» **Problem details**: Return the complete listing that follows, with each line reproduced exactly.

(Structured figure records)
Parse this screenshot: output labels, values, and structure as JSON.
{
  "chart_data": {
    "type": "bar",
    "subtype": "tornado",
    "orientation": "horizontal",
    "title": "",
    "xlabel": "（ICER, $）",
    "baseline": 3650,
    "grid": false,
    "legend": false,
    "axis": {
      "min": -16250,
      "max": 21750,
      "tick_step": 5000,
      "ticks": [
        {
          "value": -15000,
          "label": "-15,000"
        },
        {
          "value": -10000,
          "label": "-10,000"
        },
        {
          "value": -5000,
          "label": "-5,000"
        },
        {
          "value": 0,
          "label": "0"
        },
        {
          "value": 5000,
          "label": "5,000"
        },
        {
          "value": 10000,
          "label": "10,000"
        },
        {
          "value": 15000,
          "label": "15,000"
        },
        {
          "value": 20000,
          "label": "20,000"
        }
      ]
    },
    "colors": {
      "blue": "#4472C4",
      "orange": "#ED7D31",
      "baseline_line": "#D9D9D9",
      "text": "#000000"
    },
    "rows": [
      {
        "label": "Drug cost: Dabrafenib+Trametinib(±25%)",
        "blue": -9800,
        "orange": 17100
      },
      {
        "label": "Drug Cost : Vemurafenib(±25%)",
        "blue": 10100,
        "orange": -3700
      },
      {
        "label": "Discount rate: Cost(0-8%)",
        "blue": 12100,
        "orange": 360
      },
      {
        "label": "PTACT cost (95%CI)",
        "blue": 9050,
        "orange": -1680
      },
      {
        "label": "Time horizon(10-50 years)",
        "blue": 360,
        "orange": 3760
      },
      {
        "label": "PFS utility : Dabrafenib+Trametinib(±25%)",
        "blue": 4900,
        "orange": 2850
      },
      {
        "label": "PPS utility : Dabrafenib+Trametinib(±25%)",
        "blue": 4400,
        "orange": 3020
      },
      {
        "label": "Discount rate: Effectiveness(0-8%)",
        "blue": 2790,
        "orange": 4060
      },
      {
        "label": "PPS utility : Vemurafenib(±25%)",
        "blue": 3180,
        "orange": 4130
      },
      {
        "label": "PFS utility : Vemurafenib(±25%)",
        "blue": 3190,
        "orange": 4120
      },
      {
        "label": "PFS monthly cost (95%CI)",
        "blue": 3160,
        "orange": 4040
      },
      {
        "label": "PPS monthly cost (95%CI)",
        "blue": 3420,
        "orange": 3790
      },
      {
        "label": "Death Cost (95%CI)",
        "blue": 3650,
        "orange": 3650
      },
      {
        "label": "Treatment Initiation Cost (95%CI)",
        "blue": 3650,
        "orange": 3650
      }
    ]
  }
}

» **Response**:
Parse this screenshot: output labels, values, and structure as JSON.
{
  "chart_data": {
    "type": "bar",
    "subtype": "tornado",
    "orientation": "horizontal",
    "title": "",
    "xlabel": "（ICER, $）",
    "baseline": 3650,
    "grid": false,
    "legend": false,
    "axis": {
      "min": -16250,
      "max": 21750,
      "tick_step": 5000,
      "ticks": [
        {
          "value": -15000,
          "label": "-15,000"
        },
        {
          "value": -10000,
          "label": "-10,000"
        },
        {
          "value": -5000,
          "label": "-5,000"
        },
        {
          "value": 0,
          "label": "0"
        },
        {
          "value": 5000,
          "label": "5,000"
        },
        {
          "value": 10000,
          "label": "10,000"
        },
        {
          "value": 15000,
          "label": "15,000"
        },
        {
          "value": 20000,
          "label": "20,000"
        }
      ]
    },
    "colors": {
      "blue": "#4472C4",
      "orange": "#ED7D31",
      "baseline_line": "#D9D9D9",
      "text": "#000000"
    },
    "rows": [
      {
        "label": "Drug cost: Dabrafenib+Trametinib(±25%)",
        "blue": -9800,
        "orange": 17100
      },
      {
        "label": "Drug Cost : Vemurafenib(±25%)",
        "blue": 10100,
        "orange": -3700
      },
      {
        "label": "Discount rate: Cost(0-8%)",
        "blue": 12100,
        "orange": 360
      },
      {
        "label": "PTACT cost (95%CI)",
        "blue": 9050,
        "orange": -1680
      },
      {
        "label": "Time horizon(10-50 years)",
        "blue": 360,
        "orange": 3760
      },
      {
        "label": "PFS utility : Dabrafenib+Trametinib(±25%)",
        "blue": 4900,
        "orange": 2850
      },
      {
        "label": "PPS utility : Dabrafenib+Trametinib(±25%)",
        "blue": 4400,
        "orange": 3020
      },
      {
        "label": "Discount rate: Effectiveness(0-8%)",
        "blue": 2790,
        "orange": 4060
      },
      {
        "label": "PPS utility : Vemurafenib(±25%)",
        "blue": 3180,
        "orange": 4130
      },
      {
        "label": "PFS utility : Vemurafenib(±25%)",
        "blue": 3190,
        "orange": 4120
      },
      {
        "label": "PFS monthly cost (95%CI)",
        "blue": 3160,
        "orange": 4040
      },
      {
        "label": "PPS monthly cost (95%CI)",
        "blue": 3420,
        "orange": 3790
      },
      {
        "label": "Death Cost (95%CI)",
        "blue": 3650,
        "orange": 3650
      },
      {
        "label": "Treatment Initiation Cost (95%CI)",
        "blue": 3650,
        "orange": 3650
      }
    ]
  }
}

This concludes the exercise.